──────── Task input

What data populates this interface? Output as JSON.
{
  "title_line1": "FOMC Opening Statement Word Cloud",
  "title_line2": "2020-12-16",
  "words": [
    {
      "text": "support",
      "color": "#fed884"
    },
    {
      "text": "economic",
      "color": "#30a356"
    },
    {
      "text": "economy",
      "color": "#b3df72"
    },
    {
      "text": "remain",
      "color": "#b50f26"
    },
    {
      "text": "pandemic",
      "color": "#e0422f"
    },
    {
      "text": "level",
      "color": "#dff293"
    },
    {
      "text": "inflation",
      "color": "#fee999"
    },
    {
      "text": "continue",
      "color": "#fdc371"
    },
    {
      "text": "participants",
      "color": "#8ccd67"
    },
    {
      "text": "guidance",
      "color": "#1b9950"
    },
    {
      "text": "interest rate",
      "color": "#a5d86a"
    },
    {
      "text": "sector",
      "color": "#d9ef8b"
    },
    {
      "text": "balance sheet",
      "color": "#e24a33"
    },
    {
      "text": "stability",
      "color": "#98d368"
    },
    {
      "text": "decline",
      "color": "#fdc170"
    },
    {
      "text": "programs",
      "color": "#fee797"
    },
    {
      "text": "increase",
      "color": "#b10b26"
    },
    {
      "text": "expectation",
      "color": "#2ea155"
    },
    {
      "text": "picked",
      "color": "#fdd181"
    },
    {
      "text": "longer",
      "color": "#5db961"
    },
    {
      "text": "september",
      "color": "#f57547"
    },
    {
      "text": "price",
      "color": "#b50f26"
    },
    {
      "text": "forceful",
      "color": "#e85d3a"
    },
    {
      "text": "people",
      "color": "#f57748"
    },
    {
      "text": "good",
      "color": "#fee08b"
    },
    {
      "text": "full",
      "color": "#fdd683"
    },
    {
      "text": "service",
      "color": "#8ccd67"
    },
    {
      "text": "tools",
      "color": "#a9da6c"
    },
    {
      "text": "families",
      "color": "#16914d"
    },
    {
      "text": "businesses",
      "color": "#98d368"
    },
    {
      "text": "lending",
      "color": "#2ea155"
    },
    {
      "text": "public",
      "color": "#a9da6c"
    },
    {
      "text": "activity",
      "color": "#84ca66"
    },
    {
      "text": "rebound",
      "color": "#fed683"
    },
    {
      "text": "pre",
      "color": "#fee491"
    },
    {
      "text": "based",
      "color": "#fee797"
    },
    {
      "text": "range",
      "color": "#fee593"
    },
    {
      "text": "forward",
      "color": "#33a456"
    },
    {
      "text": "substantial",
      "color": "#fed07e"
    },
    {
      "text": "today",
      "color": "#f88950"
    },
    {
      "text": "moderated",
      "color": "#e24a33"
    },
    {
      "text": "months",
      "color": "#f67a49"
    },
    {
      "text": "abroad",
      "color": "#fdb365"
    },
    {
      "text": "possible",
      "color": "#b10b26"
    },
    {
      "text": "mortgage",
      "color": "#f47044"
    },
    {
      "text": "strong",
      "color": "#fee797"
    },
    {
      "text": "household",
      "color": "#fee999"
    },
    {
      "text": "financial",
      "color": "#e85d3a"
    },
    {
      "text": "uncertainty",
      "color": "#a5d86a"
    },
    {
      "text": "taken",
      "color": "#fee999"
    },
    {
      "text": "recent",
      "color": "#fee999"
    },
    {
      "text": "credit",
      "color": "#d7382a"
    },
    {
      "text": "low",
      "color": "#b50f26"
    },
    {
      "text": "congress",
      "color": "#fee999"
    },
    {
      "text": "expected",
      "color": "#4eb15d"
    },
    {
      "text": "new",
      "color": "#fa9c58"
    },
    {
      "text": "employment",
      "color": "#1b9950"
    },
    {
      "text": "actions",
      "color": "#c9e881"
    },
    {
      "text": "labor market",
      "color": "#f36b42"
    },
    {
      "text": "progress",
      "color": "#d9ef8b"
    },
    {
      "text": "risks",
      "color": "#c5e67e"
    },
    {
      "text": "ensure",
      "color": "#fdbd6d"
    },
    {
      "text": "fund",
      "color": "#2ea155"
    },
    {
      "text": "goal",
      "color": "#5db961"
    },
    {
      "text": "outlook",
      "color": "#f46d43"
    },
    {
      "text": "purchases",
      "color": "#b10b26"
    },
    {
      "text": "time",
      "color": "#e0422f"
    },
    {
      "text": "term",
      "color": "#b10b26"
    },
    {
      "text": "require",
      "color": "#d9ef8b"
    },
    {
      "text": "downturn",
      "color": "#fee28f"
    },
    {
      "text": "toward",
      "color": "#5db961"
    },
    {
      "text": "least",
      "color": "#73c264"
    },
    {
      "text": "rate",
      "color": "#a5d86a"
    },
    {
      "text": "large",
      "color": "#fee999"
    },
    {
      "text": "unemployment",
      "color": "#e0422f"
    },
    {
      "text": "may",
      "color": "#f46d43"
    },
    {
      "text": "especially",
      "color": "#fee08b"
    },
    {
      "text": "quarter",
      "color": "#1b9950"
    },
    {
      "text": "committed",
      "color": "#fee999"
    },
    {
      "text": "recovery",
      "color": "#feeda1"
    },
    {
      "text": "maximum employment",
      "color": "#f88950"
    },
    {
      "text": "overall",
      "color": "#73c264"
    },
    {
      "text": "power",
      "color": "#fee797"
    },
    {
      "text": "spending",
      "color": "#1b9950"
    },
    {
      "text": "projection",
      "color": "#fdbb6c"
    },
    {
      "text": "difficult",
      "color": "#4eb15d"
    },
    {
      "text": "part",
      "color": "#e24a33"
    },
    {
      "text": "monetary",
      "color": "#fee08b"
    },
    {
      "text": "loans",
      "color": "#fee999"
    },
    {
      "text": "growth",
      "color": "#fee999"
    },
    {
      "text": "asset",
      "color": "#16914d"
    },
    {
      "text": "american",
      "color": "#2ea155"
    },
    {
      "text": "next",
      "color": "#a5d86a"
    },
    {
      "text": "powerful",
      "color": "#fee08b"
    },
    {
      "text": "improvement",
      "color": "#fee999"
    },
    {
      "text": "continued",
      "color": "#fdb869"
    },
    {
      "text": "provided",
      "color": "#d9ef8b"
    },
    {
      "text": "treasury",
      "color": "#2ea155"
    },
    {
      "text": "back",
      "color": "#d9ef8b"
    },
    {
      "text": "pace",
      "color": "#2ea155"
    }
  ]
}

────────────────

— Directions —
Write out the data exactly as it stands.

— The completed task —
What data populates this interface? Output as JSON.
{
  "title_line1": "FOMC Opening Statement Word Cloud",
  "title_line2": "2020-12-16",
  "words": [
    {
      "text": "support",
      "color": "#fed884"
    },
    {
      "text": "economic",
      "color": "#30a356"
    },
    {
      "text": "economy",
      "color": "#b3df72"
    },
    {
      "text": "remain",
      "color": "#b50f26"
    },
    {
      "text": "pandemic",
      "color": "#e0422f"
    },
    {
      "text": "level",
      "color": "#dff293"
    },
    {
      "text": "inflation",
      "color": "#fee999"
    },
    {
      "text": "continue",
      "color": "#fdc371"
    },
    {
      "text": "participants",
      "color": "#8ccd67"
    },
    {
      "text": "guidance",
      "color": "#1b9950"
    },
    {
      "text": "interest rate",
      "color": "#a5d86a"
    },
    {
      "text": "sector",
      "color": "#d9ef8b"
    },
    {
      "text": "balance sheet",
      "color": "#e24a33"
    },
    {
      "text": "stability",
      "color": "#98d368"
    },
    {
      "text": "decline",
      "color": "#fdc170"
    },
    {
      "text": "programs",
      "color": "#fee797"
    },
    {
      "text": "increase",
      "color": "#b10b26"
    },
    {
      "text": "expectation",
      "color": "#2ea155"
    },
    {
      "text": "picked",
      "color": "#fdd181"
    },
    {
      "text": "longer",
      "color": "#5db961"
    },
    {
      "text": "september",
      "color": "#f57547"
    },
    {
      "text": "price",
      "color": "#b50f26"
    },
    {
      "text": "forceful",
      "color": "#e85d3a"
    },
    {
      "text": "people",
      "color": "#f57748"
    },
    {
      "text": "good",
      "color": "#fee08b"
    },
    {
      "text": "full",
      "color": "#fdd683"
    },
    {
      "text": "service",
      "color": "#8ccd67"
    },
    {
      "text": "tools",
      "color": "#a9da6c"
    },
    {
      "text": "families",
      "color": "#16914d"
    },
    {
      "text": "businesses",
      "color": "#98d368"
    },
    {
      "text": "lending",
      "color": "#2ea155"
    },
    {
      "text": "public",
      "color": "#a9da6c"
    },
    {
      "text": "activity",
      "color": "#84ca66"
    },
    {
      "text": "rebound",
      "color": "#fed683"
    },
    {
      "text": "pre",
      "color": "#fee491"
    },
    {
      "text": "based",
      "color": "#fee797"
    },
    {
      "text": "range",
      "color": "#fee593"
    },
    {
      "text": "forward",
      "color": "#33a456"
    },
    {
      "text": "substantial",
      "color": "#fed07e"
    },
    {
      "text": "today",
      "color": "#f88950"
    },
    {
      "text": "moderated",
      "color": "#e24a33"
    },
    {
      "text": "months",
      "color": "#f67a49"
    },
    {
      "text": "abroad",
      "color": "#fdb365"
    },
    {
      "text": "possible",
      "color": "#b10b26"
    },
    {
      "text": "mortgage",
      "color": "#f47044"
    },
    {
      "text": "strong",
      "color": "#fee797"
    },
    {
      "text": "household",
      "color": "#fee999"
    },
    {
      "text": "financial",
      "color": "#e85d3a"
    },
    {
      "text": "uncertainty",
      "color": "#a5d86a"
    },
    {
      "text": "taken",
      "color": "#fee999"
    },
    {
      "text": "recent",
      "color": "#fee999"
    },
    {
      "text": "credit",
      "color": "#d7382a"
    },
    {
      "text": "low",
      "color": "#b50f26"
    },
    {
      "text": "congress",
      "color": "#fee999"
    },
    {
      "text": "expected",
      "color": "#4eb15d"
    },
    {
      "text": "new",
      "color": "#fa9c58"
    },
    {
      "text": "employment",
      "color": "#1b9950"
    },
    {
      "text": "actions",
      "color": "#c9e881"
    },
    {
      "text": "labor market",
      "color": "#f36b42"
    },
    {
      "text": "progress",
      "color": "#d9ef8b"
    },
    {
      "text": "risks",
      "color": "#c5e67e"
    },
    {
      "text": "ensure",
      "color": "#fdbd6d"
    },
    {
      "text": "fund",
      "color": "#2ea155"
    },
    {
      "text": "goal",
      "color": "#5db961"
    },
    {
      "text": "outlook",
      "color": "#f46d43"
    },
    {
      "text": "purchases",
      "color": "#b10b26"
    },
    {
      "text": "time",
      "color": "#e0422f"
    },
    {
      "text": "term",
      "color": "#b10b26"
    },
    {
      "text": "require",
      "color": "#d9ef8b"
    },
    {
      "text": "downturn",
      "color": "#fee28f"
    },
    {
      "text": "toward",
      "color": "#5db961"
    },
    {
      "text": "least",
      "color": "#73c264"
    },
    {
      "text": "rate",
      "color": "#a5d86a"
    },
    {
      "text": "large",
      "color": "#fee999"
    },
    {
      "text": "unemployment",
      "color": "#e0422f"
    },
    {
      "text": "may",
      "color": "#f46d43"
    },
    {
      "text": "especially",
      "color": "#fee08b"
    },
    {
      "text": "quarter",
      "color": "#1b9950"
    },
    {
      "text": "committed",
      "color": "#fee999"
    },
    {
      "text": "recovery",
      "color": "#feeda1"
    },
    {
      "text": "maximum employment",
      "color": "#f88950"
    },
    {
      "text": "overall",
      "color": "#73c264"
    },
    {
      "text": "power",
      "color": "#fee797"
    },
    {
      "text": "spending",
      "color": "#1b9950"
    },
    {
      "text": "projection",
      "color": "#fdbb6c"
    },
    {
      "text": "difficult",
      "color": "#4eb15d"
    },
    {
      "text": "part",
      "color": "#e24a33"
    },
    {
      "text": "monetary",
      "color": "#fee08b"
    },
    {
      "text": "loans",
      "color": "#fee999"
    },
    {
      "text": "growth",
      "color": "#fee999"
    },
    {
      "text": "asset",
      "color": "#16914d"
    },
    {
      "text": "american",
      "color": "#2ea155"
    },
    {
      "text": "next",
      "color": "#a5d86a"
    },
    {
      "text": "powerful",
      "color": "#fee08b"
    },
    {
      "text": "improvement",
      "color": "#fee999"
    },
    {
      "text": "continued",
      "color": "#fdb869"
    },
    {
      "text": "provided",
      "color": "#d9ef8b"
    },
    {
      "text": "treasury",
      "color": "#2ea155"
    },
    {
      "text": "back",
      "color": "#d9ef8b"
    },
    {
      "text": "pace",
      "color": "#2ea155"
    }
  ]
}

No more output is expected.